Reproduce the passage of the online fraud article that begins with the words "Online fraud attacks" and ends after the words "CEO of Forter.".

- [SUPPLIED TEXT]:
——————————

Persistent online fraud is here to stay.
At least that's according to data from Forter, an e-commerce fraud-prevention company, in its annual Fraud Attack Index 2017. CNBC got a first-look at the report, which is to be released Thursday.
Online fraud attacks have leveled off in the past year, after spiking in prior years. Just over 2 percent of domestic transactions were at risk of fraud, according to the report. Repeat fraudsters are shifting to new hunting grounds, ordinary people are getting in on the action and the world is starting to see the effects of massive data breaches — like the hack of information on 145 million people at credit reporting firm Equifax earlier this year.
The stability of online fraud is a good thing, but it's still above what used to be expected. Across industries and fraud attack methods, the "new normal" means companies need to be vigilant, according to Michael Reitblat, CEO of Forter.
"[Fraud] has been here forever and it's probably going to remain forever," he said. "Every time you close one breach, they migrate somewhere else."
Forter is a venture capital-backed cybersecurity firm that specializes in real-time fraud detection. It teamed up with the Merchant Risk Council to publish the annual report after analyzing millions of transactions, both successful and attempted.

——————————

- [DATA TO EXAMINE]:

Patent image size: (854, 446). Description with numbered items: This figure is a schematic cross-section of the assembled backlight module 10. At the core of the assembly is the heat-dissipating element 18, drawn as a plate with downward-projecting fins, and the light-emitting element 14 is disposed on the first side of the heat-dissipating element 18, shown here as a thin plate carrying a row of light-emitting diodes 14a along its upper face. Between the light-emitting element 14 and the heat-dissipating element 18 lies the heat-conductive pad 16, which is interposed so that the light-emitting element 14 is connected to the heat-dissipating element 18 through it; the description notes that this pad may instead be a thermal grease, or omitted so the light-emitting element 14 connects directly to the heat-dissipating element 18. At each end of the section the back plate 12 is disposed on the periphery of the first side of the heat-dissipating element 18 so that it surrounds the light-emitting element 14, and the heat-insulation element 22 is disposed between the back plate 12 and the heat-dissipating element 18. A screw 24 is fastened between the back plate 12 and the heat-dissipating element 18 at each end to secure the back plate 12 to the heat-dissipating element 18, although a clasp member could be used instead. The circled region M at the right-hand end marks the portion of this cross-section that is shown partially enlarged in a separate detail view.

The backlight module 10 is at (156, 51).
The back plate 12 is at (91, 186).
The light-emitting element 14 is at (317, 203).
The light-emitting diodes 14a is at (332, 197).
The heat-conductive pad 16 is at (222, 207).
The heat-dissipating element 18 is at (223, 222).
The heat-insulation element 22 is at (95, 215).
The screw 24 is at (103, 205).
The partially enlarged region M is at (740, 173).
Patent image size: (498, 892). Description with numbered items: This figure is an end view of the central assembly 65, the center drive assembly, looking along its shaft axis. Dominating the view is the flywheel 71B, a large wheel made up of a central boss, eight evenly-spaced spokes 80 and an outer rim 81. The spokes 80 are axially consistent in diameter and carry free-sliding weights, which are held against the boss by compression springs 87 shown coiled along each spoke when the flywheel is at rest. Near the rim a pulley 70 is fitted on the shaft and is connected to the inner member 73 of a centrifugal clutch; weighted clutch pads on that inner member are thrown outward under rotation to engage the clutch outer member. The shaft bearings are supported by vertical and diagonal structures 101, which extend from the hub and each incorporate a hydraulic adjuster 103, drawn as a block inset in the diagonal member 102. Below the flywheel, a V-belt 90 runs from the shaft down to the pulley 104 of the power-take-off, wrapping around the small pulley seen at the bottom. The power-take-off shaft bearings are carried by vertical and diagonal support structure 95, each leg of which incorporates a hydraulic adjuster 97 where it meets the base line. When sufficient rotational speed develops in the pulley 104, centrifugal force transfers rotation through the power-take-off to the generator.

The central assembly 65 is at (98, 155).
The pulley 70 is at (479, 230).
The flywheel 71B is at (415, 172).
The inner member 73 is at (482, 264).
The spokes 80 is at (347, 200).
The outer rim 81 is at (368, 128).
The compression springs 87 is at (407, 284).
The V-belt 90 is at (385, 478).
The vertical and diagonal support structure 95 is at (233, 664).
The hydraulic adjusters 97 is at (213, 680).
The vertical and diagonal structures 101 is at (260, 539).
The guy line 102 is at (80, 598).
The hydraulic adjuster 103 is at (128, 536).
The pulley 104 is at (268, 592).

——————————

- [OUTPUT FOR THIS EXERCISE]:
Online fraud attacks have leveled off in the past year, after spiking in prior years. Just over 2 percent of domestic transactions were at risk of fraud, according to the report. Repeat fraudsters are shifting to new hunting grounds, ordinary people are getting in on the action and the world is starting to see the effects of massive data breaches — like the hack of information on 145 million people at credit reporting firm Equifax earlier this year.
The stability of online fraud is a good thing, but it's still above what used to be expected. Across industries and fraud attack methods, the "new normal" means companies need to be vigilant, according to Michael Reitblat, CEO of Forter.